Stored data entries
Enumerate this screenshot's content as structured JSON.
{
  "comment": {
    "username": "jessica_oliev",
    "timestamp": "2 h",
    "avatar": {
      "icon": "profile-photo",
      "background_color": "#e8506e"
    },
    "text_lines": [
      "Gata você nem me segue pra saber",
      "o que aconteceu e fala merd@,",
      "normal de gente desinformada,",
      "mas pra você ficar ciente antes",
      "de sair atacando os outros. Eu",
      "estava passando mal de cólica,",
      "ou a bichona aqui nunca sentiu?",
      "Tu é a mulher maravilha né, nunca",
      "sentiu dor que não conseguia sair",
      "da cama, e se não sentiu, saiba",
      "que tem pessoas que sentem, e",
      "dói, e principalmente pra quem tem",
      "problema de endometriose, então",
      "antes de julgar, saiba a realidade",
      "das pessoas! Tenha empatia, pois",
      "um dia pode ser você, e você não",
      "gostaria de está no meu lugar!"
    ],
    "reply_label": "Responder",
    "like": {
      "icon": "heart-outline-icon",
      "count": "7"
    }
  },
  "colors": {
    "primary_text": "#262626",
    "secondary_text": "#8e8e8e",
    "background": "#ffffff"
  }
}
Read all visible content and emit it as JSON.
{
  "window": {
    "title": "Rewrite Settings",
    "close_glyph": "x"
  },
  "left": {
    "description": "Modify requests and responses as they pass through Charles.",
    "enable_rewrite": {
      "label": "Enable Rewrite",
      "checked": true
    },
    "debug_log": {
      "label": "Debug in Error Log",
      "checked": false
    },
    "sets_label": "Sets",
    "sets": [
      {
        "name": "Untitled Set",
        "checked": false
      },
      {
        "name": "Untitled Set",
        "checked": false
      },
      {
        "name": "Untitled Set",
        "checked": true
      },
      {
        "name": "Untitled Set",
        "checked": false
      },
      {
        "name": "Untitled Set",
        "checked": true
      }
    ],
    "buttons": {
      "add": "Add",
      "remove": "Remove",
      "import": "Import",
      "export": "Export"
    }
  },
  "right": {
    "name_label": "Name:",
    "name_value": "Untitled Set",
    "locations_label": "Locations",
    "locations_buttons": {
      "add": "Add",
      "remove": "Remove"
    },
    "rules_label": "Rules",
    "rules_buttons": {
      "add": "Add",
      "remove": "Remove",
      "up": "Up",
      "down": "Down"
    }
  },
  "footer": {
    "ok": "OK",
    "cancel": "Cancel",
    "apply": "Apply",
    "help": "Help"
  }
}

Short task
The data above must be returned in full, exactly as written.

Output
Enumerate this screenshot's content as structured JSON.
{
  "comment": {
    "username": "jessica_oliev",
    "timestamp": "2 h",
    "avatar": {
      "icon": "profile-photo",
      "background_color": "#e8506e"
    },
    "text_lines": [
      "Gata você nem me segue pra saber",
      "o que aconteceu e fala merd@,",
      "normal de gente desinformada,",
      "mas pra você ficar ciente antes",
      "de sair atacando os outros. Eu",
      "estava passando mal de cólica,",
      "ou a bichona aqui nunca sentiu?",
      "Tu é a mulher maravilha né, nunca",
      "sentiu dor que não conseguia sair",
      "da cama, e se não sentiu, saiba",
      "que tem pessoas que sentem, e",
      "dói, e principalmente pra quem tem",
      "problema de endometriose, então",
      "antes de julgar, saiba a realidade",
      "das pessoas! Tenha empatia, pois",
      "um dia pode ser você, e você não",
      "gostaria de está no meu lugar!"
    ],
    "reply_label": "Responder",
    "like": {
      "icon": "heart-outline-icon",
      "count": "7"
    }
  },
  "colors": {
    "primary_text": "#262626",
    "secondary_text": "#8e8e8e",
    "background": "#ffffff"
  }
}
Read all visible content and emit it as JSON.
{
  "window": {
    "title": "Rewrite Settings",
    "close_glyph": "x"
  },
  "left": {
    "description": "Modify requests and responses as they pass through Charles.",
    "enable_rewrite": {
      "label": "Enable Rewrite",
      "checked": true
    },
    "debug_log": {
      "label": "Debug in Error Log",
      "checked": false
    },
    "sets_label": "Sets",
    "sets": [
      {
        "name": "Untitled Set",
        "checked": false
      },
      {
        "name": "Untitled Set",
        "checked": false
      },
      {
        "name": "Untitled Set",
        "checked": true
      },
      {
        "name": "Untitled Set",
        "checked": false
      },
      {
        "name": "Untitled Set",
        "checked": true
      }
    ],
    "buttons": {
      "add": "Add",
      "remove": "Remove",
      "import": "Import",
      "export": "Export"
    }
  },
  "right": {
    "name_label": "Name:",
    "name_value": "Untitled Set",
    "locations_label": "Locations",
    "locations_buttons": {
      "add": "Add",
      "remove": "Remove"
    },
    "rules_label": "Rules",
    "rules_buttons": {
      "add": "Add",
      "remove": "Remove",
      "up": "Up",
      "down": "Down"
    }
  },
  "footer": {
    "ok": "OK",
    "cancel": "Cancel",
    "apply": "Apply",
    "help": "Help"
  }
}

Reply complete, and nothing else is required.